:: Text excerpt ::

---------------

In the pilot of Lifetime’s acidic drama UnREAL, Rachel (Shiri Appleby), a cunning producer on a Bachelor-like reality dating competition, struts around set in a T-shirt that reads “This is what a feminist looks like.” The shirt makes for a bold joke when worn by a woman who spends her all-consuming work days goading other women into becoming their worst selves on national television. It’s also the perfect symbol for UnREAL’s deeper themes, which have more to do with the politics of identity than the subterfuge underlying the most successful reality franchises. Does Rachel have the right to call herself a feminist? Certainly, if feminism means beating boorish, sharp-elbowed men at their own game.

---------------

:: Questions on the material ::
**1)** Condense the paragraph about UnREAL that begins "In the pilot of Lifetime's acidic drama UnREAL" into a shorter version that keeps its main facts.
**2)** Write out the passage about UnREAL word for word, from "In the pilot" to "their own game.".

:: Stored data entries ::
---------------

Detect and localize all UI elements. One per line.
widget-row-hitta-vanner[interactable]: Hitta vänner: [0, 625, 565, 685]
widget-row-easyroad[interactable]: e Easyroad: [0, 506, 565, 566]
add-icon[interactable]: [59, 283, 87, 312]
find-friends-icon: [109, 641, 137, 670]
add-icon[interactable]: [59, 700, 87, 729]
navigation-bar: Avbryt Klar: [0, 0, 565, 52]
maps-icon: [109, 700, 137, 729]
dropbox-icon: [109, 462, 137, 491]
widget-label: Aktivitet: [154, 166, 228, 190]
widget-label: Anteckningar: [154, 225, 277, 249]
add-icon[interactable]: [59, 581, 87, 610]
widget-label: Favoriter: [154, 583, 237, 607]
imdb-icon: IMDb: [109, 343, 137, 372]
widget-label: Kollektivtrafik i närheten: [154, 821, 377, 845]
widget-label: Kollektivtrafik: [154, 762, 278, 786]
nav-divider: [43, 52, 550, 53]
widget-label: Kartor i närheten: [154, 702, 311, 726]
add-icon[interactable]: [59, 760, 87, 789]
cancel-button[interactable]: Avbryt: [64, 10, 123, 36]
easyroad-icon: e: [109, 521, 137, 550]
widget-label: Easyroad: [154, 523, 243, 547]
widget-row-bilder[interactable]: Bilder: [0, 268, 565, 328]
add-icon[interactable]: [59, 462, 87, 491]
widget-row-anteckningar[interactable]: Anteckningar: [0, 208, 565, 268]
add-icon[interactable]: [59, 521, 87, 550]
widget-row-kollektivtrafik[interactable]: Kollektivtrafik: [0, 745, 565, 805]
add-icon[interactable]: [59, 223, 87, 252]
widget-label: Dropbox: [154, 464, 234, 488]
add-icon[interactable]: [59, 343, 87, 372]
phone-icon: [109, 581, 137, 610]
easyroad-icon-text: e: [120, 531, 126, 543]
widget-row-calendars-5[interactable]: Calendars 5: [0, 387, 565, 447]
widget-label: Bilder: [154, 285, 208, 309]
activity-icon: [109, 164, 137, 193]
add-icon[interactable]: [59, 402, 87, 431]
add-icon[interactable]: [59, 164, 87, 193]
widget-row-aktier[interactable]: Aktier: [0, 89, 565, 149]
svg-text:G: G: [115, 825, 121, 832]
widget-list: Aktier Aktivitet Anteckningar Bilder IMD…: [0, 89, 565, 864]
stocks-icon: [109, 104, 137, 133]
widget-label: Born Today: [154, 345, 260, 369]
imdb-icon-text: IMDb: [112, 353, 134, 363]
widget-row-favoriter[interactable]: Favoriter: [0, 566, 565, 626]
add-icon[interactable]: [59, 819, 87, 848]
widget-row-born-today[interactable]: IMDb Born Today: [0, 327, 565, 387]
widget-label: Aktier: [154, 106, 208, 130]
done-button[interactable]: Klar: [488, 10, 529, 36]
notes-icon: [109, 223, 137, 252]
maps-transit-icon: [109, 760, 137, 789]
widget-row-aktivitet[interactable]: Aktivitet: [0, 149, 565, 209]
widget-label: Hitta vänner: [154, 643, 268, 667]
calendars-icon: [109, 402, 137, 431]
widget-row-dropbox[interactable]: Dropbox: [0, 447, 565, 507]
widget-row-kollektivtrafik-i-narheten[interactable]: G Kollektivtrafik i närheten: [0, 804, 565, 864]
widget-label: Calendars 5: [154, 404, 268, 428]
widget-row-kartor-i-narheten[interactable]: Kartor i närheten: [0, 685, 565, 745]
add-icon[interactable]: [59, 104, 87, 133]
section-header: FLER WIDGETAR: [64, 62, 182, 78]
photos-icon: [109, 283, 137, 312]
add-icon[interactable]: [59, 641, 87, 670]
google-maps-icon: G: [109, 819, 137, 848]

---------------

:: Expected results ::
**1)** In the pilot of Lifetime's UnREAL, Rachel (Shiri Appleby), a cunning producer on a Bachelor-like reality dating show, wears a T-shirt reading "This is what a feminist looks like." The shirt is a bold joke on a woman whose job is goading other women into their worst selves on national television. It also symbolizes the show's deeper themes, which concern the politics of identity more than reality TV's subterfuge. Rachel can call herself a feminist if feminism means beating boorish, sharp-elbowed men at their own game.

**2)**
In the pilot of Lifetime’s acidic drama UnREAL, Rachel (Shiri Appleby), a cunning producer on a Bachelor-like reality dating competition, struts around set in a T-shirt that reads “This is what a feminist looks like.” The shirt makes for a bold joke when worn by a woman who spends her all-consuming work days goading other women into becoming their worst selves on national television. It’s also the perfect symbol for UnREAL’s deeper themes, which have more to do with the politics of identity than the subterfuge underlying the most successful reality franchises. Does Rachel have the right to call herself a feminist? Certainly, if feminism means beating boorish, sharp-elbowed men at their own game.